[Stored data entries]
(begin)

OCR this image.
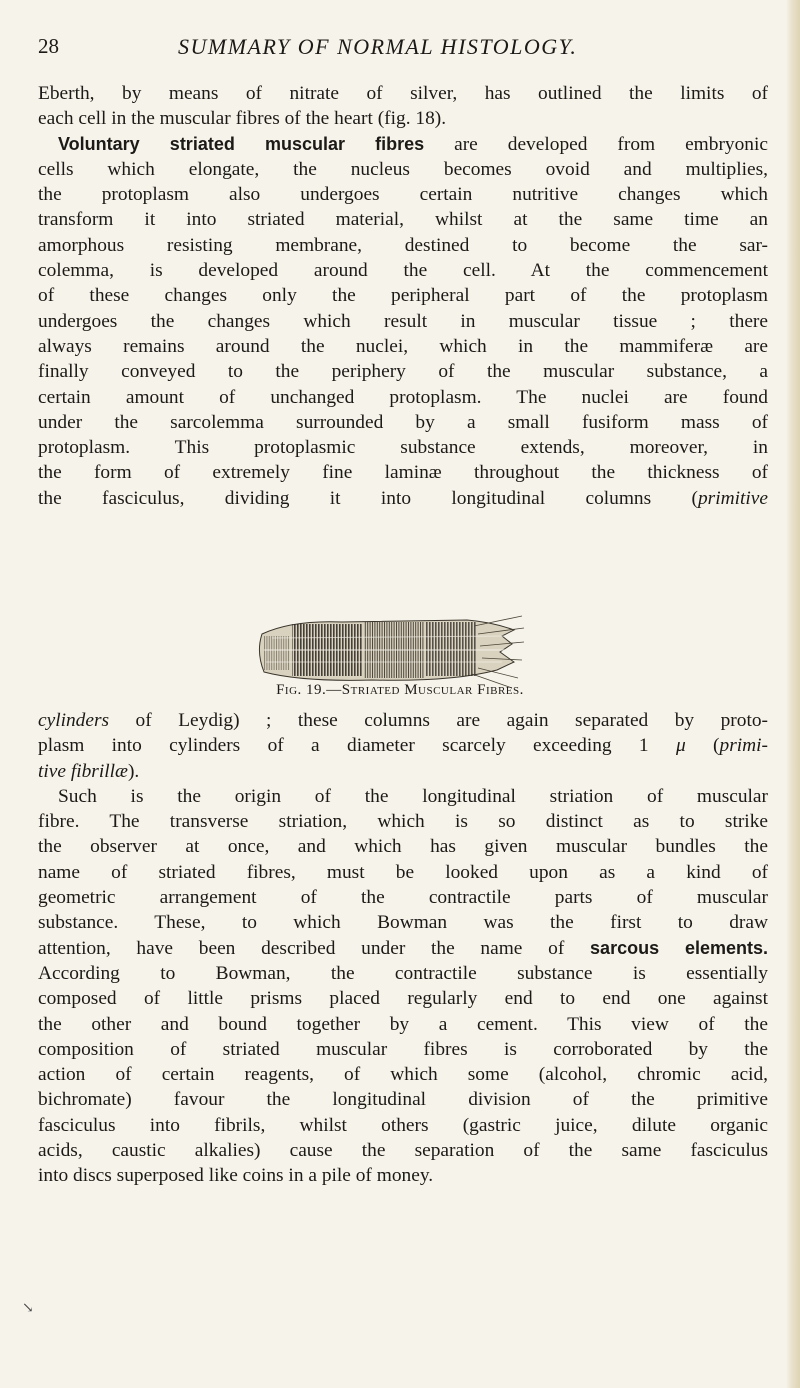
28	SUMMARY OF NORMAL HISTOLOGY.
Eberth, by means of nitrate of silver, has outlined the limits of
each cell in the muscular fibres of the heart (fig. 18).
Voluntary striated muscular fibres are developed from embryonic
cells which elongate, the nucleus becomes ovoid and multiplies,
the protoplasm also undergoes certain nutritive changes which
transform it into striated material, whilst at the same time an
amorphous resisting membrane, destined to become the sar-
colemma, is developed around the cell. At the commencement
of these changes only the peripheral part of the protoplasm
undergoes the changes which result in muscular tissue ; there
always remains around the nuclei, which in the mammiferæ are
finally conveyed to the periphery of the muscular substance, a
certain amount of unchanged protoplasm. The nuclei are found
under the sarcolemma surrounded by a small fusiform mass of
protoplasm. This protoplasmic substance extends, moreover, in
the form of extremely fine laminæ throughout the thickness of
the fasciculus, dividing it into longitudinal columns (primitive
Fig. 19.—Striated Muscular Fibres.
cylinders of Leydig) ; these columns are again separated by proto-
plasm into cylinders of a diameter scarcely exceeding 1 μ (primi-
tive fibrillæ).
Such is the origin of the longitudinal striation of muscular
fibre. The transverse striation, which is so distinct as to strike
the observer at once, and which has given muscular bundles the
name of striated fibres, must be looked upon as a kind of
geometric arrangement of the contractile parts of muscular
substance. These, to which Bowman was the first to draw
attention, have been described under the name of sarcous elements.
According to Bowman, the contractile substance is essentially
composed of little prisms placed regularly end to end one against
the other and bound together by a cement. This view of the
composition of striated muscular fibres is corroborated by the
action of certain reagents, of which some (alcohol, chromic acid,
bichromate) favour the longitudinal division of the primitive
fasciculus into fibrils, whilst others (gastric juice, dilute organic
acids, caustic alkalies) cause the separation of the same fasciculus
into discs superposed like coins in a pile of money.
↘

(end)
(begin)

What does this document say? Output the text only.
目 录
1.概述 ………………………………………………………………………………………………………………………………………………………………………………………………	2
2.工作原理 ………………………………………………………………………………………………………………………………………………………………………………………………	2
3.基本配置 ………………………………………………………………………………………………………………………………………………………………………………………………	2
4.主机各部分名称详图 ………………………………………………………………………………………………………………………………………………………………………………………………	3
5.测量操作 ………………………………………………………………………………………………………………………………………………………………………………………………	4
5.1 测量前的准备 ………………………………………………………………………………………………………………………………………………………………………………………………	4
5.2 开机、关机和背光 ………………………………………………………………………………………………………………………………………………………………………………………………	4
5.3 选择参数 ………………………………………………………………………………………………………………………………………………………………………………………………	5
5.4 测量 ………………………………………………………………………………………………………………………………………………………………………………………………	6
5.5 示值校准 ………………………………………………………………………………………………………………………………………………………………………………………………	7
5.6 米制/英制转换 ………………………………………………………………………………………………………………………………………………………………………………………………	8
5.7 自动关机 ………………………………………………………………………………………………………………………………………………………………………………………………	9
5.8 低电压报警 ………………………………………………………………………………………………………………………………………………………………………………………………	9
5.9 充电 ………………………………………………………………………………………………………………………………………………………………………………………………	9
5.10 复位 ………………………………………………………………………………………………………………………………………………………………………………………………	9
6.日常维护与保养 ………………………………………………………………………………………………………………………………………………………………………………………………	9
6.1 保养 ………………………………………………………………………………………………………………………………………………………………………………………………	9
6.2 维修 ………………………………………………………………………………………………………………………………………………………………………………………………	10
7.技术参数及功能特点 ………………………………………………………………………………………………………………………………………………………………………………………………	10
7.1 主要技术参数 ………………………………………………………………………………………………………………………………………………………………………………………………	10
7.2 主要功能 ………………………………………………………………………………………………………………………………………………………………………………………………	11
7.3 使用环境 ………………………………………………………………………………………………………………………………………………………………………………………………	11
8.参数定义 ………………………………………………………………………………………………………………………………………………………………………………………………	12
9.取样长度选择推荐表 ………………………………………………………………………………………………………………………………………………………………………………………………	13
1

(end)

Count how many lines of the data include the word "same". Your reply should be that number alone.

§ CORRECT RESPONSE: 2